**EXERCISE DESCRIPTION**
Please find all lines in the data that hold the string "JSON" and copy them.

· · · ·

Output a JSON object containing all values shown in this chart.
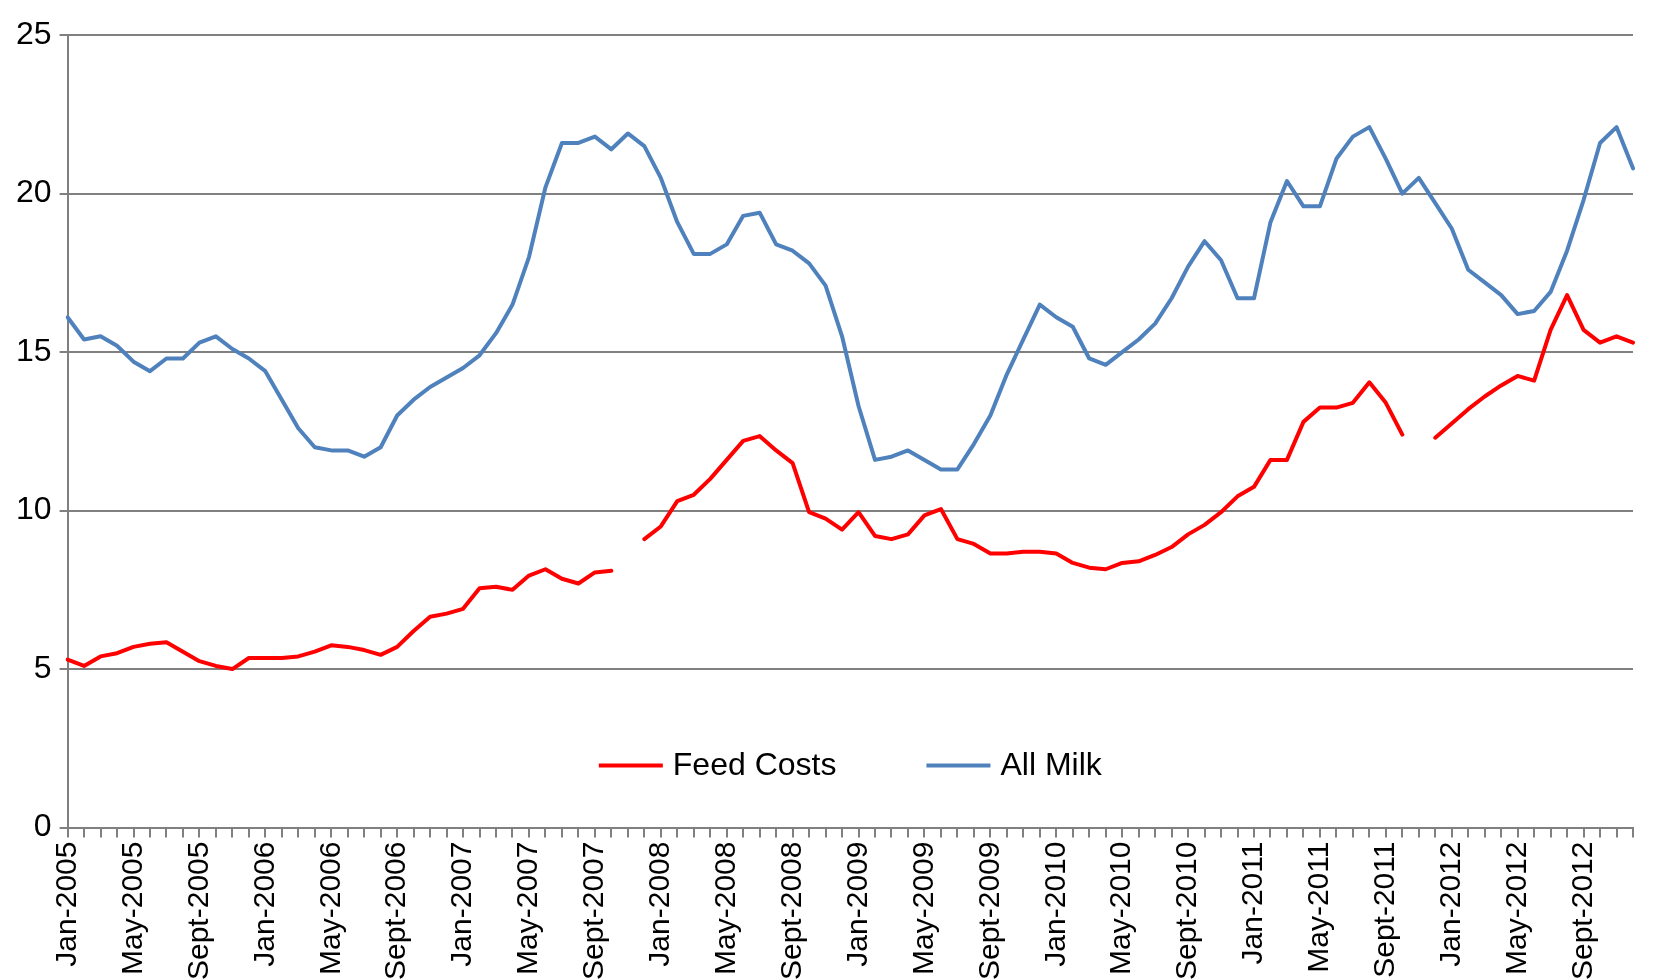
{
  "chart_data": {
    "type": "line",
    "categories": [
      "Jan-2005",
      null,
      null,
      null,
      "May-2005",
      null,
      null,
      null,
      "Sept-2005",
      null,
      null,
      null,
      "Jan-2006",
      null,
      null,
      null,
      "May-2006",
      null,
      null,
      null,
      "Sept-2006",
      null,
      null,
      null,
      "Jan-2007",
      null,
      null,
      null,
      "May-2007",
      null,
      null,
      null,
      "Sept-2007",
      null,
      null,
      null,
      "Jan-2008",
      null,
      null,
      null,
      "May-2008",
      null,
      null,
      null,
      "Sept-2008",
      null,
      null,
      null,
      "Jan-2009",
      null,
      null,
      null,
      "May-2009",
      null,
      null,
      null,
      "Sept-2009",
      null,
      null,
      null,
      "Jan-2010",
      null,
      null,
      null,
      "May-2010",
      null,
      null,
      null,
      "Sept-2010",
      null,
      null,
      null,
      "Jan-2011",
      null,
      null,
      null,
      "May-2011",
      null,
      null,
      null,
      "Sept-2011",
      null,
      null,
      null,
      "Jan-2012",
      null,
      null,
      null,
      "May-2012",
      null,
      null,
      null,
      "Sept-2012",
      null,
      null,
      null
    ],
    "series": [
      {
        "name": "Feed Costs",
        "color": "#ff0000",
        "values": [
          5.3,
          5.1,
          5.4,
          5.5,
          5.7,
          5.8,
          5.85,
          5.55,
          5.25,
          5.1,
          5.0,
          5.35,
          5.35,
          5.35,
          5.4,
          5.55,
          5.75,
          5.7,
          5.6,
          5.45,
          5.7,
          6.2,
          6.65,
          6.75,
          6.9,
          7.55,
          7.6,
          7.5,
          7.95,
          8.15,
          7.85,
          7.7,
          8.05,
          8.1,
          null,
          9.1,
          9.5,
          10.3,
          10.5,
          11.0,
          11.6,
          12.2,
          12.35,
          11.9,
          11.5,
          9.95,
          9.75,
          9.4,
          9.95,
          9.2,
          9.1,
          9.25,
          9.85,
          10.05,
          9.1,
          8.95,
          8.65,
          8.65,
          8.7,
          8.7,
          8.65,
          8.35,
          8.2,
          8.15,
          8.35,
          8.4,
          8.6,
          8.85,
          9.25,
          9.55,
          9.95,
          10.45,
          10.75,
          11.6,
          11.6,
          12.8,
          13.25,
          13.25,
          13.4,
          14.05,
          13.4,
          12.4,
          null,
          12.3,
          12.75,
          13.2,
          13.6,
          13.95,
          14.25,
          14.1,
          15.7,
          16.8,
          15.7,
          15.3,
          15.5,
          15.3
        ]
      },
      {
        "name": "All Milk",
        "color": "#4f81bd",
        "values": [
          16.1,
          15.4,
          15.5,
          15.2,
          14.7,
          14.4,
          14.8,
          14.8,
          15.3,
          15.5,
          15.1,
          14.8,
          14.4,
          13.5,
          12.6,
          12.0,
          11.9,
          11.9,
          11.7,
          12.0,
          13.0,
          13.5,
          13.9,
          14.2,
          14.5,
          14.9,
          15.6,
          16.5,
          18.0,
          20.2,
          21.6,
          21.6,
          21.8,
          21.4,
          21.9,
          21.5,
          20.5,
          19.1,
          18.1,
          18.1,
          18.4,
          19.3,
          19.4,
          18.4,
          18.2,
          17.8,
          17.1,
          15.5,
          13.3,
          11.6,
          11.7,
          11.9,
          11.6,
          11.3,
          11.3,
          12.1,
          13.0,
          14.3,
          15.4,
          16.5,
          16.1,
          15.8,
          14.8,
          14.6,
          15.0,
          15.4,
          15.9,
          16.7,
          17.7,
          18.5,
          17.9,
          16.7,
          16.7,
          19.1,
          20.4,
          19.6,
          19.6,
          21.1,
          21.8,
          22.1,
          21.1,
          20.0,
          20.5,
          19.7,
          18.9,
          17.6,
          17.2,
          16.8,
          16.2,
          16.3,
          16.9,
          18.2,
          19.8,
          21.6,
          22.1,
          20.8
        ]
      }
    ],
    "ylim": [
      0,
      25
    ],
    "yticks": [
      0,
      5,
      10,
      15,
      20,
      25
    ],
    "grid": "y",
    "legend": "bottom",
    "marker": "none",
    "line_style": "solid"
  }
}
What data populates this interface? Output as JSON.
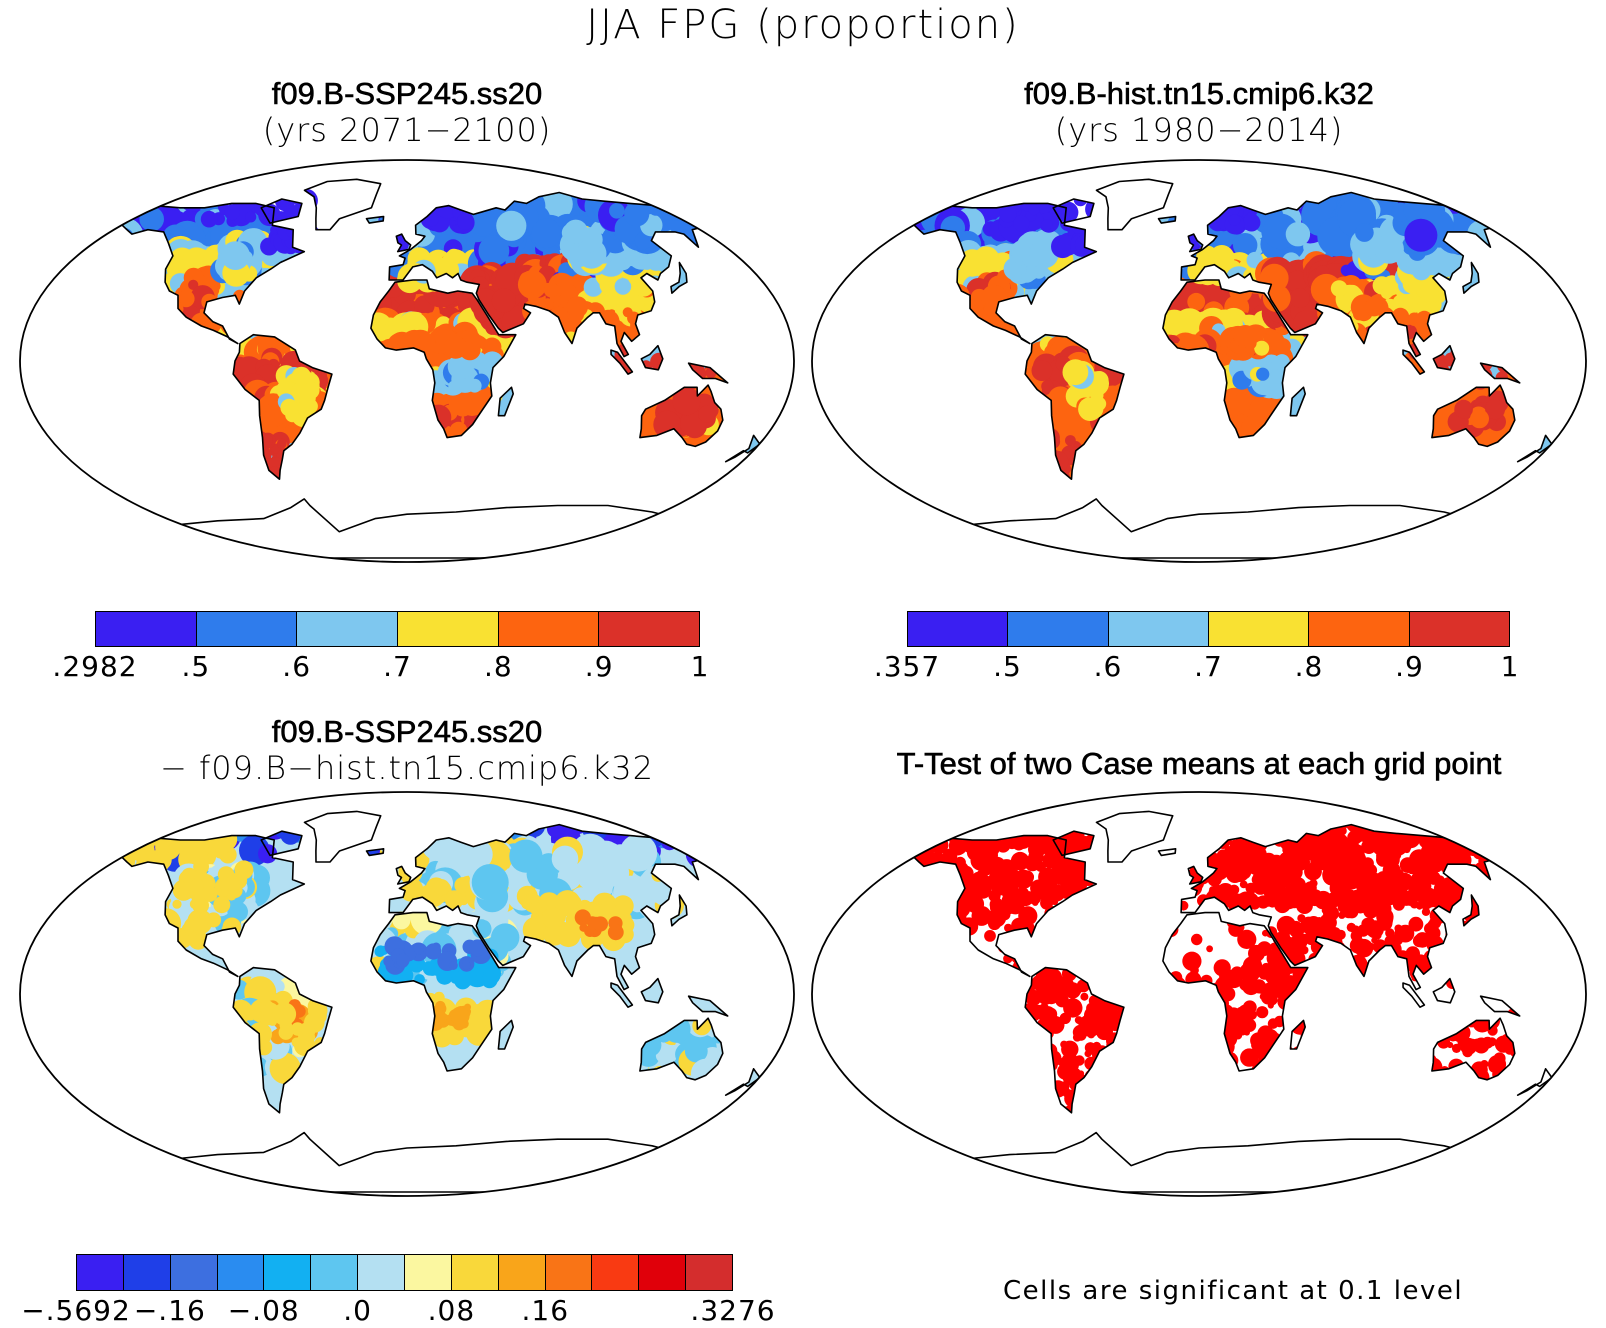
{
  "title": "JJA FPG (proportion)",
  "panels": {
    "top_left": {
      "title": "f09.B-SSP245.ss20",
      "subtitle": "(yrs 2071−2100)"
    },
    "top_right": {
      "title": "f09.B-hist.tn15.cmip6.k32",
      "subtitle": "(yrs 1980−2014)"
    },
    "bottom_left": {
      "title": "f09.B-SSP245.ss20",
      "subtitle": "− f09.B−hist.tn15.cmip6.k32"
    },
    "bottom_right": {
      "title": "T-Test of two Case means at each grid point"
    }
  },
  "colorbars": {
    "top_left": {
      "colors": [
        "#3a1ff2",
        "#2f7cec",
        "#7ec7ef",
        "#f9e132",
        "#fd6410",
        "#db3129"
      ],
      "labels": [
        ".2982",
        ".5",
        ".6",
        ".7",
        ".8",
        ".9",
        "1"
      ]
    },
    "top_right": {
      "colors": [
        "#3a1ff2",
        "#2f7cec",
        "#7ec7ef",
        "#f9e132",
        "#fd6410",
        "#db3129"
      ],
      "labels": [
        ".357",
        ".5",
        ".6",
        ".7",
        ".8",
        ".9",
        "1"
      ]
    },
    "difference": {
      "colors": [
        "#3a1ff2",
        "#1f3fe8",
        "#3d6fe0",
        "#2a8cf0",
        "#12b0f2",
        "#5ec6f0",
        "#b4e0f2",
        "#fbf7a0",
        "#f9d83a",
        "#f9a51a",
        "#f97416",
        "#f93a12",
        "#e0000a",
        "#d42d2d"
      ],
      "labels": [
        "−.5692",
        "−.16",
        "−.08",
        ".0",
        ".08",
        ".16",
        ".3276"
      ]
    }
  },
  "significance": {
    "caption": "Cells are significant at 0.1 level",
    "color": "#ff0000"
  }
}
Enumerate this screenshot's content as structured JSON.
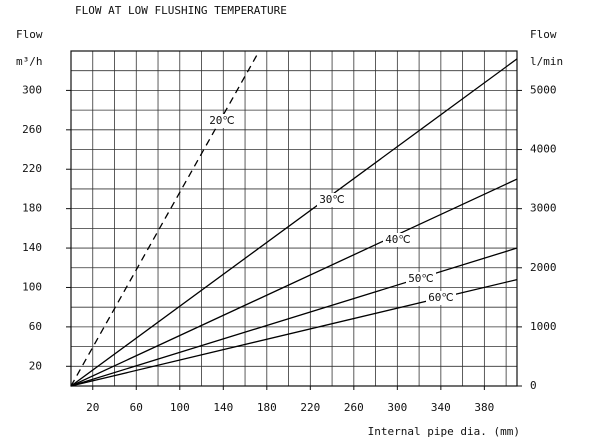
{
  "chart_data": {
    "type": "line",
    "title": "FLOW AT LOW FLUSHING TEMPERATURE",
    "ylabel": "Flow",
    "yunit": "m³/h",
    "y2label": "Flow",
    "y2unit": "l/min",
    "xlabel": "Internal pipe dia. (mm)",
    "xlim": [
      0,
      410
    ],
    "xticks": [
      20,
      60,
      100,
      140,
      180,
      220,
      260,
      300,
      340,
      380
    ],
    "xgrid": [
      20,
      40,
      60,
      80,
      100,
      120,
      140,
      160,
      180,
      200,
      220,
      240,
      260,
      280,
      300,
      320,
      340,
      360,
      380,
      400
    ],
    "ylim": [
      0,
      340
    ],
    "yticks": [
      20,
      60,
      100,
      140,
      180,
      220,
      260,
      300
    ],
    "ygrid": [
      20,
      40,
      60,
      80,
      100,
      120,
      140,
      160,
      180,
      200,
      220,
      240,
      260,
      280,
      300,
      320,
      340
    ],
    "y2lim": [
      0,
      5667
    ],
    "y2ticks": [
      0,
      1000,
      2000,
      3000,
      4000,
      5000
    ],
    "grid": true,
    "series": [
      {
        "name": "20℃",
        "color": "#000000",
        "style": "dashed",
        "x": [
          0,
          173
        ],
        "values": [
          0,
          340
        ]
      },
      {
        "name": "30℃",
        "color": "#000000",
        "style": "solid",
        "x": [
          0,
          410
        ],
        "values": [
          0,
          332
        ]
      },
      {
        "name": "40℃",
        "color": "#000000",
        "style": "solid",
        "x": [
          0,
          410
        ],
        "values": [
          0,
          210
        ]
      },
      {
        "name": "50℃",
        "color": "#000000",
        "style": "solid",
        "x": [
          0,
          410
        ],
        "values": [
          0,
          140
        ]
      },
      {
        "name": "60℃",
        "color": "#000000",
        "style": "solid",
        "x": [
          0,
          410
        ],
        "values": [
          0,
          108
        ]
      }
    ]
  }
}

· · · ·

**SOLUTION FOR THIS TASK**
Output a JSON object containing all values shown in this chart.
What data populates this interface? Output as JSON.
Enumerate this screenshot's content as structured JSON.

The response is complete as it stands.